Figure record extracts
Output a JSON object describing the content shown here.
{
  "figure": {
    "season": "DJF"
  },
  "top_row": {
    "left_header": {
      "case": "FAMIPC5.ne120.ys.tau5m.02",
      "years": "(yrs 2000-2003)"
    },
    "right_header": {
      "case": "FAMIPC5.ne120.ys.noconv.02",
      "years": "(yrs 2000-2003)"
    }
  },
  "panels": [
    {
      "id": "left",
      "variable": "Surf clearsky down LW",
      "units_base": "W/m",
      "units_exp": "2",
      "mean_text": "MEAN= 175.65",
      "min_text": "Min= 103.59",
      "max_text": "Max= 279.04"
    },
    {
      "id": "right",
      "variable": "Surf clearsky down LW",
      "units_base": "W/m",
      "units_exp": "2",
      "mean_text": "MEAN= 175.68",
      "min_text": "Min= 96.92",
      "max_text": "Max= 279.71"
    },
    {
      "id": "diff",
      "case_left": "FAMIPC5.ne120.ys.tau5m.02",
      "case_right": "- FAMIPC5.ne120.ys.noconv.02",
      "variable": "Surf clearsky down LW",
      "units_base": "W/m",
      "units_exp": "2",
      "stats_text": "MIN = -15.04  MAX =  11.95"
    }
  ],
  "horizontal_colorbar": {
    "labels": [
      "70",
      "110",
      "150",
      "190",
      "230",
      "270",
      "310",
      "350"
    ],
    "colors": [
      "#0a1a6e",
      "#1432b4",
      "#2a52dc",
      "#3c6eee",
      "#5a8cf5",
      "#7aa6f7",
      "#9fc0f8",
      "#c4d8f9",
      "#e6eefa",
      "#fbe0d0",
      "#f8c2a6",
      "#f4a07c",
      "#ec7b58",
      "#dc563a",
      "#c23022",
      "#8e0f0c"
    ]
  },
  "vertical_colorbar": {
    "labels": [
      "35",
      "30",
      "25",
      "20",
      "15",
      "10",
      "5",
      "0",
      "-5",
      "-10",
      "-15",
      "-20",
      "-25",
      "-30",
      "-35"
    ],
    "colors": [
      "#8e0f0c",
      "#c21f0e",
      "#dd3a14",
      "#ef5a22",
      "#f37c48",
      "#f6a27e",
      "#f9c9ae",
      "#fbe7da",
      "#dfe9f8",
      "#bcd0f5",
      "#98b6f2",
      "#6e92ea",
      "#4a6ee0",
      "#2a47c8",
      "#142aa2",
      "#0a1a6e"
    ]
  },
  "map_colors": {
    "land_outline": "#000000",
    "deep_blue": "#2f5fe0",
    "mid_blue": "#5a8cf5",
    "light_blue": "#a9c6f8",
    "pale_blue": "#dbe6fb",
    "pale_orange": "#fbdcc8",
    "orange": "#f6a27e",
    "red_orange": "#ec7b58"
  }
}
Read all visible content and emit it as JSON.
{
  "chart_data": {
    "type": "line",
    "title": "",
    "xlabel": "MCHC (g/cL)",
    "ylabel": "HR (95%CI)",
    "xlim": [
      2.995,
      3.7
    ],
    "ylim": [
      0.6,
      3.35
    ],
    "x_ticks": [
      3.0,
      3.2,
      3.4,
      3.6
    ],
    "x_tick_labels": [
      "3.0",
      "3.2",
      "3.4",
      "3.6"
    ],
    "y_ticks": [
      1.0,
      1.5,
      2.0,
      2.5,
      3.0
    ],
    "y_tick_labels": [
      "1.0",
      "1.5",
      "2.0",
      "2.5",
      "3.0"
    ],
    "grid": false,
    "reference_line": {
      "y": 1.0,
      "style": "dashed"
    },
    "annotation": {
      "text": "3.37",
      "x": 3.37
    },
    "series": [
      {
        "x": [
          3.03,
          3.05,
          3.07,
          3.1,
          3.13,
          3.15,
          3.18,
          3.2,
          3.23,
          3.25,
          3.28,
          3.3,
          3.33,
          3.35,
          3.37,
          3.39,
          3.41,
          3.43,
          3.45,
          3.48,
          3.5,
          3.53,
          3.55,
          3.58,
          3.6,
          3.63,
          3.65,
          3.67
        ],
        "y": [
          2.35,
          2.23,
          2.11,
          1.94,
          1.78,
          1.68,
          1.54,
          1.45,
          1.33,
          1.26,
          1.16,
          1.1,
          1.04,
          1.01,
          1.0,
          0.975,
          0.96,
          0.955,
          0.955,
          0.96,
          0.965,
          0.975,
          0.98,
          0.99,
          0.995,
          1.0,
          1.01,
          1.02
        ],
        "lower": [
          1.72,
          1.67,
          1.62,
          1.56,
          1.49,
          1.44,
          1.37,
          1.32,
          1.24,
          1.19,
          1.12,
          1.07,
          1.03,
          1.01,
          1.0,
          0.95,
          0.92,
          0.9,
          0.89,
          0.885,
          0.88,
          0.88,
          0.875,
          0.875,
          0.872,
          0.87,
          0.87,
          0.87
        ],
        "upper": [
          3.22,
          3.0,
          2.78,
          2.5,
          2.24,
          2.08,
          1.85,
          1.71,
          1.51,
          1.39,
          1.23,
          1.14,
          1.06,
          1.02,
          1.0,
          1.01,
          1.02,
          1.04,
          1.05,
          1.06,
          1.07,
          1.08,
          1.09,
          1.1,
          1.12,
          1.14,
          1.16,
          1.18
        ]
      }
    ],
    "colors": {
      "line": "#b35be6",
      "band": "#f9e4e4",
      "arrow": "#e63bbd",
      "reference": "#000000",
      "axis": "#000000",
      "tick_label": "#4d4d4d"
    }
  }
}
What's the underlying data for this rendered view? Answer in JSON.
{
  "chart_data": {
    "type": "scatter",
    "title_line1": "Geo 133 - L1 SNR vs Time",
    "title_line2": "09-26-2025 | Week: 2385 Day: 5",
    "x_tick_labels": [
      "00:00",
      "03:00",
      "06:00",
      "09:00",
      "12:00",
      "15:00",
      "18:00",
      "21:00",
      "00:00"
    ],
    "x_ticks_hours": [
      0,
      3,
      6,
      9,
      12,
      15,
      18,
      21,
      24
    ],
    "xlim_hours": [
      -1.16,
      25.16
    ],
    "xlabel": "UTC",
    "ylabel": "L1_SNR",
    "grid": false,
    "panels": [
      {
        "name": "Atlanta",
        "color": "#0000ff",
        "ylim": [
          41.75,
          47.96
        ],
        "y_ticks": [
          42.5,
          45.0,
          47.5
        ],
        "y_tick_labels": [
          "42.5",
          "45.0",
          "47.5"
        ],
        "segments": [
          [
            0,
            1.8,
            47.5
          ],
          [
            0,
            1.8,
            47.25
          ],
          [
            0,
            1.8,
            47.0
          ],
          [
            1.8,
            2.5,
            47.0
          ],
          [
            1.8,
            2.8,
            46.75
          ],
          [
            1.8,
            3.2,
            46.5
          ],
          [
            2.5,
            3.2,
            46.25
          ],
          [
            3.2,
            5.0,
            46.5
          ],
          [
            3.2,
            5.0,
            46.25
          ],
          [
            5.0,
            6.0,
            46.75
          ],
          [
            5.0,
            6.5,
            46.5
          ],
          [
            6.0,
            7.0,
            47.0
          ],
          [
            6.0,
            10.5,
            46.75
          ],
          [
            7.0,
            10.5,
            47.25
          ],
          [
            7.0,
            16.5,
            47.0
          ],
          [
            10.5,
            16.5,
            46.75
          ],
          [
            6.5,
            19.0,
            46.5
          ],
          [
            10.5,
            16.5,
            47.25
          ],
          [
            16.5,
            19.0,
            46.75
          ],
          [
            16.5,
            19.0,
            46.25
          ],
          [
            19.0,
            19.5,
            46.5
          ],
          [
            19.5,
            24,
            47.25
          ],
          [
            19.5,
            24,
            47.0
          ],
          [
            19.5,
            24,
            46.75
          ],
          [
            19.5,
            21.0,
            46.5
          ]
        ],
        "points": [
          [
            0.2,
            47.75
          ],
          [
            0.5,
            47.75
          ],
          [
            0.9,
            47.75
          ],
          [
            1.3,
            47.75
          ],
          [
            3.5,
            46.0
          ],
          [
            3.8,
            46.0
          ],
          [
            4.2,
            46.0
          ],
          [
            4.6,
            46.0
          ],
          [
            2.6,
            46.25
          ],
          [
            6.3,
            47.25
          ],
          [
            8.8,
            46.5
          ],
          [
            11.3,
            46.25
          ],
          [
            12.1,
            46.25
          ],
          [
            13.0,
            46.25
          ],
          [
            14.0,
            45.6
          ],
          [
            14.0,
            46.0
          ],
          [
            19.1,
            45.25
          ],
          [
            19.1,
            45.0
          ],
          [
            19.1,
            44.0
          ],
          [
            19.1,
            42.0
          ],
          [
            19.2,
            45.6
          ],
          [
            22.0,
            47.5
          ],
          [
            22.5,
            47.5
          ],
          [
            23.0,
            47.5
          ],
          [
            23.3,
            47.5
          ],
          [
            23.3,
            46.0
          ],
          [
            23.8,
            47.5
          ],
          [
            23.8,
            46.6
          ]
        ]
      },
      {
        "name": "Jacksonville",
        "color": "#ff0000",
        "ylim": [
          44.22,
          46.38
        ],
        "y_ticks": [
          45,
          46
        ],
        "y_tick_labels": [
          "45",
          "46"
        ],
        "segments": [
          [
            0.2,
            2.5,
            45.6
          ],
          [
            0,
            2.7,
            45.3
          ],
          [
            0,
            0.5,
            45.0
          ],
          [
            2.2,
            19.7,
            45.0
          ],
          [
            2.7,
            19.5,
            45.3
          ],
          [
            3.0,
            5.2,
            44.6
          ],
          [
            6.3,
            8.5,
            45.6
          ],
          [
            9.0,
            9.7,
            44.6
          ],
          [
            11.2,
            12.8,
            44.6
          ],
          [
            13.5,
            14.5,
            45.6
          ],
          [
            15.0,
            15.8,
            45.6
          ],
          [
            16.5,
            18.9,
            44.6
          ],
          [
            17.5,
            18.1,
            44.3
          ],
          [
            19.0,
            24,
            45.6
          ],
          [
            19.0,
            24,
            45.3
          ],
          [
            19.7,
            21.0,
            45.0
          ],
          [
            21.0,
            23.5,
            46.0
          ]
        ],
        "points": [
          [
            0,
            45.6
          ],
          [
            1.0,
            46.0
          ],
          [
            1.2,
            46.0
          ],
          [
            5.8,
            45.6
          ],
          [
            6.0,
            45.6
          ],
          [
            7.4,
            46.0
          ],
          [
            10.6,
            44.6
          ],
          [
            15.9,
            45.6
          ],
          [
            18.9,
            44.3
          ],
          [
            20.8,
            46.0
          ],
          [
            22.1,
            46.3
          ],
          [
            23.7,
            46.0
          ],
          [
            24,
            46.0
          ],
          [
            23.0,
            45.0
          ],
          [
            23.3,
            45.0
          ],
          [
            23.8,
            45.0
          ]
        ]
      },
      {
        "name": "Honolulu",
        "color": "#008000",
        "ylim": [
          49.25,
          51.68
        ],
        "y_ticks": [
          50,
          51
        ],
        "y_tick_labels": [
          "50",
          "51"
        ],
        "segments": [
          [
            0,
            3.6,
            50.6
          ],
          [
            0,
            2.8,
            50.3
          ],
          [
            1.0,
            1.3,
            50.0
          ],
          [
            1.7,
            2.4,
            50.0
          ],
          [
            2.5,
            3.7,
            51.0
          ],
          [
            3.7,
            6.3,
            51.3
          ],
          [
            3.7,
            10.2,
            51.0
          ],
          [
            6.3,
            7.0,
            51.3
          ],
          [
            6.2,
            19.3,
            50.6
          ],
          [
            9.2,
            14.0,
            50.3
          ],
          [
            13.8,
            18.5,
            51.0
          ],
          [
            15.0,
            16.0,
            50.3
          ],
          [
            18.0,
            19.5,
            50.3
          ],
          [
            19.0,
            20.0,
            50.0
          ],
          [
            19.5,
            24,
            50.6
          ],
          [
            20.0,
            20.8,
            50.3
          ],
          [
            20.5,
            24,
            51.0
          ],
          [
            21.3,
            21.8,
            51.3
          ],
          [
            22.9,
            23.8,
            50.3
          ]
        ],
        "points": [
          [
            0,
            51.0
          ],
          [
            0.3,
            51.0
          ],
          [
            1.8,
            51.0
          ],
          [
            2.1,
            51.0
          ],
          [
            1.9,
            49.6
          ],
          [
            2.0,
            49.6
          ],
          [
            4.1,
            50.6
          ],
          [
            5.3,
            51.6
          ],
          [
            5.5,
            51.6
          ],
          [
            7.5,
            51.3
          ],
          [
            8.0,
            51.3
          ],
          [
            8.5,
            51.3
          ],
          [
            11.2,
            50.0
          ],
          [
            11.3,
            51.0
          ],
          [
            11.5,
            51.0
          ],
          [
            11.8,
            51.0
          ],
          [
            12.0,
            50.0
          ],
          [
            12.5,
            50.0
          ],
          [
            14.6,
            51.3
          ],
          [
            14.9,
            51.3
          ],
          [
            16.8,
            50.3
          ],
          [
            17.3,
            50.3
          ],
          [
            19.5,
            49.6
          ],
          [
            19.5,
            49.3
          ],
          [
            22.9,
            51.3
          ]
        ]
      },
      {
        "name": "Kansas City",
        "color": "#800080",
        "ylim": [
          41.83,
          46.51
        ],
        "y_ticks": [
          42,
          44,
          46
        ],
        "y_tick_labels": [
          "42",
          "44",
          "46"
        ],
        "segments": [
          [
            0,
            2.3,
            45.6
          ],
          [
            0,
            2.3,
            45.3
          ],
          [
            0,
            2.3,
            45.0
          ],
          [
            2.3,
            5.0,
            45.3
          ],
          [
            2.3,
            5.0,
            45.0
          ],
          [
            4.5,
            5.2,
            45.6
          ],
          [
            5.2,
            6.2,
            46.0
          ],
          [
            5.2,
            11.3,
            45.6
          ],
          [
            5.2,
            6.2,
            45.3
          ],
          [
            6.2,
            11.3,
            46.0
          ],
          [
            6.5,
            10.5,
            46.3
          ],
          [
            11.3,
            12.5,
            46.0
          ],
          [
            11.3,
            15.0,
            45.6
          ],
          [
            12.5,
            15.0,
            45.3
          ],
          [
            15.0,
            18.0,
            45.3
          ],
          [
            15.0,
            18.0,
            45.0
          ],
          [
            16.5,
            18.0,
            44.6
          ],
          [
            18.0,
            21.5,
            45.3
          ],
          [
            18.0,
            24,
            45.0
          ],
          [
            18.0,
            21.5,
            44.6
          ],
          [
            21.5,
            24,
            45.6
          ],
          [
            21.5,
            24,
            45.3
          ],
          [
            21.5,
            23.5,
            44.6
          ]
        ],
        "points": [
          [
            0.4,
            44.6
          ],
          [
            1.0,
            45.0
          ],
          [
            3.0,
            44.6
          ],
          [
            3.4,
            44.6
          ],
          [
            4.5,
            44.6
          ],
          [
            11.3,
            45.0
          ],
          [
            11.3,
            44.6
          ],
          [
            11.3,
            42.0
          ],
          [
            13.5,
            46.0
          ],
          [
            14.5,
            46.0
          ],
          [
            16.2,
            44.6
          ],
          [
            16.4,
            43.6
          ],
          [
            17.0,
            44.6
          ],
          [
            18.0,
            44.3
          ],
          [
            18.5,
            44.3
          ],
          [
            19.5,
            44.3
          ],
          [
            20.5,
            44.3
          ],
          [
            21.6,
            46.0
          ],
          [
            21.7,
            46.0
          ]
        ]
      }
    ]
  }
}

▶ Brief
Using the listing above, pull out all lines that hold the word "noconv".

▶ Exercise answer
      "case": "FAMIPC5.ne120.ys.noconv.02",
      "case_right": "- FAMIPC5.ne120.ys.noconv.02",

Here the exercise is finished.